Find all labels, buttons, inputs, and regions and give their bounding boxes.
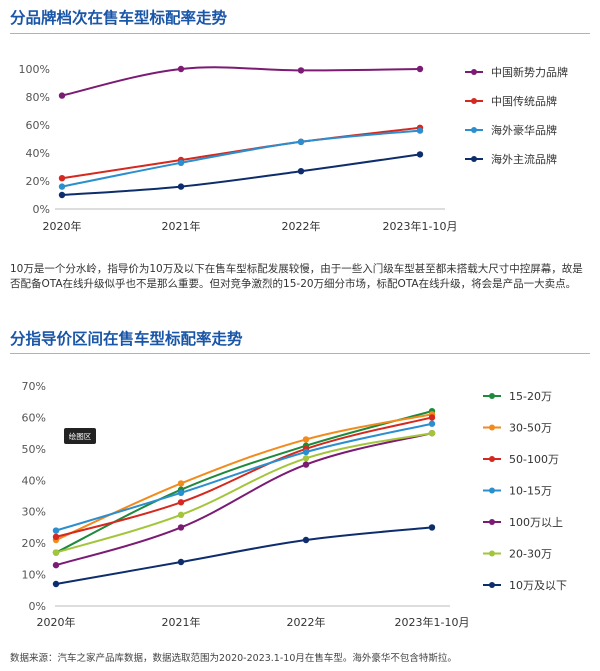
legend-label: 20-30万: [509, 548, 552, 561]
legend-swatch-marker: [489, 393, 495, 399]
data-point: [428, 414, 436, 421]
series-line: [61, 66, 421, 97]
series-line: [55, 410, 433, 554]
series-line: [61, 153, 421, 196]
plot-area-tooltip-label: 绘图区: [69, 431, 92, 441]
data-point: [302, 455, 310, 462]
legend-label: 中国传统品牌: [491, 94, 557, 108]
data-source-note: 数据来源：汽车之家产品库数据，数据选取范围为2020-2023.1-10月在售车…: [10, 653, 457, 664]
data-point: [58, 175, 66, 182]
y-tick-label: 30%: [22, 506, 46, 519]
data-point: [302, 436, 310, 443]
legend-swatch-marker: [489, 550, 495, 557]
series-line: [61, 129, 421, 188]
y-tick-label: 20%: [26, 175, 50, 188]
data-point: [177, 511, 185, 519]
data-point: [177, 480, 185, 487]
y-tick-label: 50%: [22, 443, 46, 456]
data-point: [428, 420, 436, 427]
data-point: [177, 159, 185, 166]
data-point: [428, 524, 436, 531]
data-point: [416, 65, 424, 73]
legend-label: 海外主流品牌: [491, 152, 557, 166]
series-line: [55, 432, 433, 567]
legend-label: 10万及以下: [509, 579, 567, 592]
legend-swatch-marker: [489, 582, 495, 588]
legend-label: 50-100万: [509, 453, 559, 466]
y-tick-label: 0%: [29, 600, 46, 613]
analysis-paragraph: 10万是一个分水岭，指导价为10万及以下在售车型标配发展较慢，由于一些入门级车型…: [10, 263, 583, 290]
brand-tier-line-chart: 0% 20% 40% 60% 80% 100% 2020年 2021年 2022年 2023年1-…: [19, 63, 568, 233]
y-tick-label: 60%: [26, 119, 50, 132]
data-point: [177, 183, 185, 190]
legend-swatch-marker: [489, 424, 495, 431]
x-tick-label: 2021年: [162, 615, 201, 629]
y-tick-label: 40%: [26, 147, 50, 160]
data-point: [177, 65, 185, 73]
data-point: [177, 499, 185, 506]
legend-swatch-marker: [471, 69, 477, 75]
y-tick-label: 20%: [22, 537, 46, 550]
series-line: [55, 413, 433, 541]
x-tick-label: 2022年: [282, 219, 321, 233]
data-point: [58, 92, 66, 99]
data-point: [297, 138, 305, 145]
data-point: [52, 549, 60, 556]
data-point: [302, 461, 310, 468]
legend-swatch-marker: [471, 98, 477, 104]
legend-label: 30-50万: [509, 422, 552, 435]
data-point: [177, 558, 185, 566]
legend-label: 100万以上: [509, 516, 563, 529]
data-point: [52, 580, 60, 588]
y-tick-label: 80%: [26, 91, 50, 104]
x-tick-label: 2022年: [287, 615, 326, 629]
y-tick-label: 70%: [22, 380, 46, 393]
y-tick-label: 40%: [22, 474, 46, 487]
data-point: [416, 127, 424, 134]
series-line: [55, 416, 433, 538]
data-point: [58, 191, 66, 199]
data-point: [58, 183, 66, 190]
data-point: [297, 67, 305, 74]
legend-label: 10-15万: [509, 485, 552, 498]
legend-swatch-marker: [489, 487, 495, 494]
y-tick-label: 100%: [19, 63, 50, 76]
data-point: [177, 489, 185, 497]
data-point: [52, 527, 60, 534]
x-tick-label: 2020年: [43, 219, 82, 233]
data-point: [302, 536, 310, 544]
title-divider: [10, 33, 590, 34]
plot-area-tooltip: [64, 428, 96, 444]
data-point: [297, 168, 305, 175]
y-tick-label: 60%: [22, 411, 46, 424]
legend-label: 海外豪华品牌: [491, 123, 557, 137]
series-line: [55, 526, 433, 585]
x-tick-label: 2020年: [37, 615, 76, 629]
section-title-price-range: 分指导价区间在售车型标配率走势: [10, 330, 243, 348]
legend-swatch-marker: [471, 156, 477, 162]
price-range-line-chart: 0% 10% 20% 30% 40% 50% 60% 70% 2020年 2021年 2022年 20…: [22, 380, 567, 629]
data-point: [177, 524, 185, 531]
legend-swatch-marker: [471, 127, 477, 133]
x-tick-label: 2023年1-10月: [395, 615, 470, 629]
section-title-brand-tier: 分品牌档次在售车型标配率走势: [10, 9, 228, 27]
series-line: [55, 422, 433, 532]
legend-swatch-marker: [489, 519, 495, 525]
legend-label: 15-20万: [509, 390, 552, 403]
data-point: [416, 151, 424, 158]
legend-swatch-marker: [489, 456, 495, 462]
y-tick-label: 10%: [22, 569, 46, 582]
x-tick-label: 2023年1-10月: [383, 219, 458, 233]
title-divider: [10, 353, 590, 354]
data-point: [428, 429, 436, 437]
data-point: [52, 561, 60, 569]
y-tick-label: 0%: [33, 203, 50, 216]
legend-label: 中国新势力品牌: [491, 65, 568, 79]
x-tick-label: 2021年: [162, 219, 201, 233]
data-point: [52, 533, 60, 541]
data-point: [302, 448, 310, 456]
series-line: [55, 432, 433, 554]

....

Copy every line of the listing above word for word, omitting only the picture placeholders.

> **Exercise solution**:
Find all labels, buttons, inputs, and regions and give their bounding boxes.
legend-label: 20-30万: [509, 548, 552, 561]
legend-swatch-marker: [489, 393, 495, 399]
data-point: [428, 414, 436, 421]
series-line: [61, 66, 421, 97]
series-line: [55, 410, 433, 554]
series-line: [61, 153, 421, 196]
plot-area-tooltip-label: 绘图区: [69, 431, 92, 441]
data-point: [302, 455, 310, 462]
legend-label: 中国传统品牌: [491, 94, 557, 108]
data-source-note: 数据来源：汽车之家产品库数据，数据选取范围为2020-2023.1-10月在售车…: [10, 653, 457, 664]
data-point: [58, 175, 66, 182]
y-tick-label: 30%: [22, 506, 46, 519]
data-point: [302, 436, 310, 443]
legend-swatch-marker: [489, 550, 495, 557]
series-line: [61, 129, 421, 188]
y-tick-label: 20%: [26, 175, 50, 188]
data-point: [177, 511, 185, 519]
data-point: [177, 480, 185, 487]
y-tick-label: 50%: [22, 443, 46, 456]
data-point: [428, 420, 436, 427]
data-point: [177, 159, 185, 166]
data-point: [428, 524, 436, 531]
data-point: [416, 65, 424, 73]
legend-label: 海外主流品牌: [491, 152, 557, 166]
series-line: [55, 432, 433, 567]
legend-label: 10万及以下: [509, 579, 567, 592]
legend-swatch-marker: [489, 582, 495, 588]
legend-label: 50-100万: [509, 453, 559, 466]
y-tick-label: 0%: [29, 600, 46, 613]
analysis-paragraph: 10万是一个分水岭，指导价为10万及以下在售车型标配发展较慢，由于一些入门级车型…: [10, 263, 583, 290]
brand-tier-line-chart: 0% 20% 40% 60% 80% 100% 2020年 2021年 2022年 2023年1-…: [19, 63, 568, 233]
y-tick-label: 60%: [26, 119, 50, 132]
data-point: [177, 183, 185, 190]
legend-swatch-marker: [489, 424, 495, 431]
x-tick-label: 2021年: [162, 615, 201, 629]
y-tick-label: 40%: [26, 147, 50, 160]
data-point: [177, 65, 185, 73]
data-point: [177, 499, 185, 506]
legend-swatch-marker: [471, 69, 477, 75]
y-tick-label: 20%: [22, 537, 46, 550]
series-line: [55, 413, 433, 541]
x-tick-label: 2022年: [282, 219, 321, 233]
data-point: [58, 92, 66, 99]
data-point: [297, 138, 305, 145]
data-point: [52, 549, 60, 556]
data-point: [302, 461, 310, 468]
legend-swatch-marker: [471, 98, 477, 104]
legend-label: 30-50万: [509, 422, 552, 435]
data-point: [177, 558, 185, 566]
legend-label: 100万以上: [509, 516, 563, 529]
data-point: [52, 580, 60, 588]
y-tick-label: 80%: [26, 91, 50, 104]
x-tick-label: 2022年: [287, 615, 326, 629]
y-tick-label: 70%: [22, 380, 46, 393]
y-tick-label: 40%: [22, 474, 46, 487]
data-point: [416, 127, 424, 134]
series-line: [55, 416, 433, 538]
data-point: [58, 191, 66, 199]
data-point: [58, 183, 66, 190]
data-point: [297, 67, 305, 74]
legend-label: 10-15万: [509, 485, 552, 498]
legend-swatch-marker: [489, 487, 495, 494]
y-tick-label: 100%: [19, 63, 50, 76]
data-point: [177, 489, 185, 497]
data-point: [52, 527, 60, 534]
x-tick-label: 2020年: [43, 219, 82, 233]
data-point: [302, 536, 310, 544]
title-divider: [10, 33, 590, 34]
plot-area-tooltip: [64, 428, 96, 444]
data-point: [297, 168, 305, 175]
y-tick-label: 60%: [22, 411, 46, 424]
legend-label: 海外豪华品牌: [491, 123, 557, 137]
series-line: [55, 526, 433, 585]
x-tick-label: 2020年: [37, 615, 76, 629]
section-title-price-range: 分指导价区间在售车型标配率走势: [10, 330, 243, 348]
legend-swatch-marker: [471, 156, 477, 162]
price-range-line-chart: 0% 10% 20% 30% 40% 50% 60% 70% 2020年 2021年 2022年 20…: [22, 380, 567, 629]
data-point: [177, 524, 185, 531]
legend-swatch-marker: [471, 127, 477, 133]
x-tick-label: 2023年1-10月: [395, 615, 470, 629]
section-title-brand-tier: 分品牌档次在售车型标配率走势: [10, 9, 228, 27]
series-line: [55, 422, 433, 532]
legend-swatch-marker: [489, 519, 495, 525]
legend-label: 15-20万: [509, 390, 552, 403]
data-point: [416, 151, 424, 158]
legend-swatch-marker: [489, 456, 495, 462]
y-tick-label: 10%: [22, 569, 46, 582]
x-tick-label: 2023年1-10月: [383, 219, 458, 233]
title-divider: [10, 353, 590, 354]
data-point: [428, 429, 436, 437]
data-point: [52, 561, 60, 569]
y-tick-label: 0%: [33, 203, 50, 216]
legend-label: 中国新势力品牌: [491, 65, 568, 79]
x-tick-label: 2021年: [162, 219, 201, 233]
data-point: [52, 533, 60, 541]
data-point: [302, 448, 310, 456]
series-line: [55, 432, 433, 554]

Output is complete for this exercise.